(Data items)
--------------------------------------------------

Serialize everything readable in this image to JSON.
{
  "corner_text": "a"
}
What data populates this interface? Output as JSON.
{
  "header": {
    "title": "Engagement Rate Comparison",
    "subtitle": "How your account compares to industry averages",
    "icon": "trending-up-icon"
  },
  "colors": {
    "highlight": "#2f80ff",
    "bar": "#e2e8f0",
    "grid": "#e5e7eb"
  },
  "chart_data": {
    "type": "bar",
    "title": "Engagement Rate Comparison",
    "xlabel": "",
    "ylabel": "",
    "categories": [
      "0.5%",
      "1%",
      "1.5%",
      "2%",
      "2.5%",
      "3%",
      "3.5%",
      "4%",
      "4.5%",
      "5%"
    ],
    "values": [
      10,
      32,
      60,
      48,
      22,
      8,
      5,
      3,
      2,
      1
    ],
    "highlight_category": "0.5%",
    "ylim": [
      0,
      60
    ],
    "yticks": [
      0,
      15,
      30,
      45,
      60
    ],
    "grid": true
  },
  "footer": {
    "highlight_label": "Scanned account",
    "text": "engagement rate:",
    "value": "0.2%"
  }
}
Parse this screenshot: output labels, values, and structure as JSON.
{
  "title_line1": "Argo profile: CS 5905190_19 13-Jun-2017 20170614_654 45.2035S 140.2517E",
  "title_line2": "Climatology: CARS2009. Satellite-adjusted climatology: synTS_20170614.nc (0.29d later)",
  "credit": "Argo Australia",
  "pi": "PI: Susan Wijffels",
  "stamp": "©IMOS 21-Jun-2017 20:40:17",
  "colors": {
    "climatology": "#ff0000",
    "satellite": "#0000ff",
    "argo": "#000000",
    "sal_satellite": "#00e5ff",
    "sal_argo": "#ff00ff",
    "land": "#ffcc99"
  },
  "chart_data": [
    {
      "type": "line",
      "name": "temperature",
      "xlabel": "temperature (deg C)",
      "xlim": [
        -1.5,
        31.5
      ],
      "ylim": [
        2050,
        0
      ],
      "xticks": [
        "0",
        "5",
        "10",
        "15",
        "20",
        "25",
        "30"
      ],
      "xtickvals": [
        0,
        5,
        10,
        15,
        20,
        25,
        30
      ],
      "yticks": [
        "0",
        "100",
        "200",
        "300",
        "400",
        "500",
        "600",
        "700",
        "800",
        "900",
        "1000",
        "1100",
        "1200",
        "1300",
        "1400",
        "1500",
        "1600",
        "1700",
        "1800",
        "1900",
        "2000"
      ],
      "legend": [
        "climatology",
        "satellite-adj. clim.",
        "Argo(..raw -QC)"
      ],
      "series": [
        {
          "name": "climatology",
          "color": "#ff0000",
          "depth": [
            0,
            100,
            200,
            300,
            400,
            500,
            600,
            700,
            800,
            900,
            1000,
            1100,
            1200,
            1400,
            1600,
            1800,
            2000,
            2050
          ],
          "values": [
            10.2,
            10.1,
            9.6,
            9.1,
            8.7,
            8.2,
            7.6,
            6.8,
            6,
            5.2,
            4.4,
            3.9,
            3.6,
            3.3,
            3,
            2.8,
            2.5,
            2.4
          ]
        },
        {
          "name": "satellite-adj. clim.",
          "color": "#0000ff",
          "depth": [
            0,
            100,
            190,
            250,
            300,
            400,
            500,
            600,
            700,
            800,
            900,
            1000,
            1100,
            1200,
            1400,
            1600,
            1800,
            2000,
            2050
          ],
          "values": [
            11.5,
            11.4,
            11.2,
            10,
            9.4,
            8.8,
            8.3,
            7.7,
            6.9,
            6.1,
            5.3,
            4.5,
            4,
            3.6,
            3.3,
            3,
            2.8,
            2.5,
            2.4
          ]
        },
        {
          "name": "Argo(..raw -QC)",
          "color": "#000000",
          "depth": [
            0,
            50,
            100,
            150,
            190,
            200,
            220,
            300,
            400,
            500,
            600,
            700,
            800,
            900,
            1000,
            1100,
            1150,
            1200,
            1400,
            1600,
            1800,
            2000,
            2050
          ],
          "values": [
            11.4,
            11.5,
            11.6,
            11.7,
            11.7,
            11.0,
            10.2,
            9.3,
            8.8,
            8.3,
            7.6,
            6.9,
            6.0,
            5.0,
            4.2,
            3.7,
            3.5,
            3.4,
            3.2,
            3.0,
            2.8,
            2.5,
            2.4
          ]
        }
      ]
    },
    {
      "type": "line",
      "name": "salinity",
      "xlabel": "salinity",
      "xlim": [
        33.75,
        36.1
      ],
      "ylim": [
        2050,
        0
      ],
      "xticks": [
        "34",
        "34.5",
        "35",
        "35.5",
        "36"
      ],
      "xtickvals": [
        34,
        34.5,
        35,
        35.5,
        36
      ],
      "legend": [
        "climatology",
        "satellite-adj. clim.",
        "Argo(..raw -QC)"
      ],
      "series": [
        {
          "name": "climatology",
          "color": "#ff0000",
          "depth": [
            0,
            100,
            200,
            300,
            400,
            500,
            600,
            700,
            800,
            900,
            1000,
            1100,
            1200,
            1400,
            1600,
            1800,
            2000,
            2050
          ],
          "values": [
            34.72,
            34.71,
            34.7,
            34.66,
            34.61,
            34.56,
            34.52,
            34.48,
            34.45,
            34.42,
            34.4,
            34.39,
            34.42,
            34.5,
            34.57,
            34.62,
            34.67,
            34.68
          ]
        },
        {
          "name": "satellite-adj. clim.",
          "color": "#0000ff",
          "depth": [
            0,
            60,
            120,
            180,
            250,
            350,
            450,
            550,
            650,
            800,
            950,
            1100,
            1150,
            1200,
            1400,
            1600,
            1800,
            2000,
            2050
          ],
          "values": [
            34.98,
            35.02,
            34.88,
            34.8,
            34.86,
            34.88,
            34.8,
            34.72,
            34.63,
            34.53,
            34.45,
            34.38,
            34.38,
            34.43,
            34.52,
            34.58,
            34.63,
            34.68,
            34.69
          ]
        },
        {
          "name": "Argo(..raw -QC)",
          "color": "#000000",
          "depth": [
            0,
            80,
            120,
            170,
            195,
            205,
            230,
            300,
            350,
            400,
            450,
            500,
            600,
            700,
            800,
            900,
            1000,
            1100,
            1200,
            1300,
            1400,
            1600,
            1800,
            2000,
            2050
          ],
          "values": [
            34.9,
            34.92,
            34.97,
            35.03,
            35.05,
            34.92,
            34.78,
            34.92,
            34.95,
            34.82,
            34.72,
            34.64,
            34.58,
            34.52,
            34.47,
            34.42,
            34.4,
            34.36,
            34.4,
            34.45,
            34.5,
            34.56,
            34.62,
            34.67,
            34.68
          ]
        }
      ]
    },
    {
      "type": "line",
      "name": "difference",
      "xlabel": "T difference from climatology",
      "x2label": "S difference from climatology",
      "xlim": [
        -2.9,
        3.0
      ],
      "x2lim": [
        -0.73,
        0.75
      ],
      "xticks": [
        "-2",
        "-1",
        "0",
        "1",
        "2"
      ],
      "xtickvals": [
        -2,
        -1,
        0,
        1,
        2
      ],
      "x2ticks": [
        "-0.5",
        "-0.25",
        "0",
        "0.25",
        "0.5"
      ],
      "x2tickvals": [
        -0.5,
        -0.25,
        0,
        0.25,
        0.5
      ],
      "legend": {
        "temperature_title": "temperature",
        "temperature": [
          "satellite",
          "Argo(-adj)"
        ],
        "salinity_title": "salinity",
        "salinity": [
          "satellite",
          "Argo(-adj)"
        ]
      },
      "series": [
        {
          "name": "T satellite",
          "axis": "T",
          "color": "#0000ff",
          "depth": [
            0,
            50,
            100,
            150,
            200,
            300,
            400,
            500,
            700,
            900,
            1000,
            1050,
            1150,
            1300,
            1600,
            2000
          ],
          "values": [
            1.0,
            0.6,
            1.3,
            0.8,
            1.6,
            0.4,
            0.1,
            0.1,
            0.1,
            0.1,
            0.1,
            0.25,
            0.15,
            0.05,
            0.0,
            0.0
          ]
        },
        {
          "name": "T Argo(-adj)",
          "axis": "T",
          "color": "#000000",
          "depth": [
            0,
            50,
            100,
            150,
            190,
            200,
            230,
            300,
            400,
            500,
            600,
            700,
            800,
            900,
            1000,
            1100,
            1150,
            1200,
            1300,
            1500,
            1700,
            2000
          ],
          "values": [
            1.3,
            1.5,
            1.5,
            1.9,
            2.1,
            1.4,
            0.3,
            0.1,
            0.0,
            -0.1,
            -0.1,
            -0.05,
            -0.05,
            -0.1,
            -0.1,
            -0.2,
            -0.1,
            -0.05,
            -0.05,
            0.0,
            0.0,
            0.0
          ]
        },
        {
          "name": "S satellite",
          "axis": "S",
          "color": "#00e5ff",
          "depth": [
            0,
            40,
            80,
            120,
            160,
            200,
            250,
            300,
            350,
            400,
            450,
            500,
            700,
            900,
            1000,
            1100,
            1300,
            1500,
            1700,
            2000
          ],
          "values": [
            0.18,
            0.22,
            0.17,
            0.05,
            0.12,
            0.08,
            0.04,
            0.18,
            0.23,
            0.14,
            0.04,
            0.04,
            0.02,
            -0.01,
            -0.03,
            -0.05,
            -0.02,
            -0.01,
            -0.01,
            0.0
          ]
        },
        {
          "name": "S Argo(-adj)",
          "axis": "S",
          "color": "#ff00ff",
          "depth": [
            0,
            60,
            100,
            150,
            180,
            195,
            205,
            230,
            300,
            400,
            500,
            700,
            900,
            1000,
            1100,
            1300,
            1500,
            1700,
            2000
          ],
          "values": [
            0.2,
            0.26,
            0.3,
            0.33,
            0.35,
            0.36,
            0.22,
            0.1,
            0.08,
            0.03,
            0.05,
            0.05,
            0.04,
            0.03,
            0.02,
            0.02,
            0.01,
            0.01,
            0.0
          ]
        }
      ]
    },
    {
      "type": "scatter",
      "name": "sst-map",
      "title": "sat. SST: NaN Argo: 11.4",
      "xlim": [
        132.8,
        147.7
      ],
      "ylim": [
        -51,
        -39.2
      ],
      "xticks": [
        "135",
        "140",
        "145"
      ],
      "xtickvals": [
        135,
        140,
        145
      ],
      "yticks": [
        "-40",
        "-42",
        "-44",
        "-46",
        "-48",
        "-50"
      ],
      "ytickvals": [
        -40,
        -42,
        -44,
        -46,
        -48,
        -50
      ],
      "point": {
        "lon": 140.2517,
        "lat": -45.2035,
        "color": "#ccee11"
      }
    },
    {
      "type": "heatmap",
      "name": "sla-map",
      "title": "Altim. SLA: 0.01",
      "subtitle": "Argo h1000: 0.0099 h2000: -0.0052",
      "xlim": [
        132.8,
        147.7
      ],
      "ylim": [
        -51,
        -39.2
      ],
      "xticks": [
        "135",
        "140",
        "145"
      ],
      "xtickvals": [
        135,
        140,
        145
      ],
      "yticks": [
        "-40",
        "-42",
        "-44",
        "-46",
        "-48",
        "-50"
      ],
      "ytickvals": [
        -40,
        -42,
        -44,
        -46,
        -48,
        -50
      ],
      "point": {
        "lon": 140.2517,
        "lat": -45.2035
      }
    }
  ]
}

--------------------------------------------------

### Requirement
Take every line above carrying "salinity" and return it.

### Solution for this exercise
      "name": "salinity",
      "xlabel": "salinity",
        "salinity_title": "salinity",
        "salinity": [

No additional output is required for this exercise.